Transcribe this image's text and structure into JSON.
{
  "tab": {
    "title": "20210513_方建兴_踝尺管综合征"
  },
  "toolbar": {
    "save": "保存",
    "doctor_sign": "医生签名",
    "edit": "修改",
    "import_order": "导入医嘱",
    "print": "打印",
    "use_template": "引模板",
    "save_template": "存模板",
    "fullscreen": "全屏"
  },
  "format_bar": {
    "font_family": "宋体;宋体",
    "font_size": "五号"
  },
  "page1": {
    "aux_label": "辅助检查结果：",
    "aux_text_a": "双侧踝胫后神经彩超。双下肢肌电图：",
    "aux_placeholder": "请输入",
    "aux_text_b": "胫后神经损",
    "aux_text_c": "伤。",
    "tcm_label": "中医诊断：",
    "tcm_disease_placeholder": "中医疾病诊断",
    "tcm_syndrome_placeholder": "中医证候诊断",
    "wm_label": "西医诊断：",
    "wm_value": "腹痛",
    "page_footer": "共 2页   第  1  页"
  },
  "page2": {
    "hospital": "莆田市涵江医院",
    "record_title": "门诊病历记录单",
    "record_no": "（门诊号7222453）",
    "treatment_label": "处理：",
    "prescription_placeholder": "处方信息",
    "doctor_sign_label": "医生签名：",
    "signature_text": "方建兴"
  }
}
....................
→ THE EXERCISE
Retype the listing. Match it exactly.

→ ANSWER FOR THE TASK
Transcribe this image's text and structure into JSON.
{
  "tab": {
    "title": "20210513_方建兴_踝尺管综合征"
  },
  "toolbar": {
    "save": "保存",
    "doctor_sign": "医生签名",
    "edit": "修改",
    "import_order": "导入医嘱",
    "print": "打印",
    "use_template": "引模板",
    "save_template": "存模板",
    "fullscreen": "全屏"
  },
  "format_bar": {
    "font_family": "宋体;宋体",
    "font_size": "五号"
  },
  "page1": {
    "aux_label": "辅助检查结果：",
    "aux_text_a": "双侧踝胫后神经彩超。双下肢肌电图：",
    "aux_placeholder": "请输入",
    "aux_text_b": "胫后神经损",
    "aux_text_c": "伤。",
    "tcm_label": "中医诊断：",
    "tcm_disease_placeholder": "中医疾病诊断",
    "tcm_syndrome_placeholder": "中医证候诊断",
    "wm_label": "西医诊断：",
    "wm_value": "腹痛",
    "page_footer": "共 2页   第  1  页"
  },
  "page2": {
    "hospital": "莆田市涵江医院",
    "record_title": "门诊病历记录单",
    "record_no": "（门诊号7222453）",
    "treatment_label": "处理：",
    "prescription_placeholder": "处方信息",
    "doctor_sign_label": "医生签名：",
    "signature_text": "方建兴"
  }
}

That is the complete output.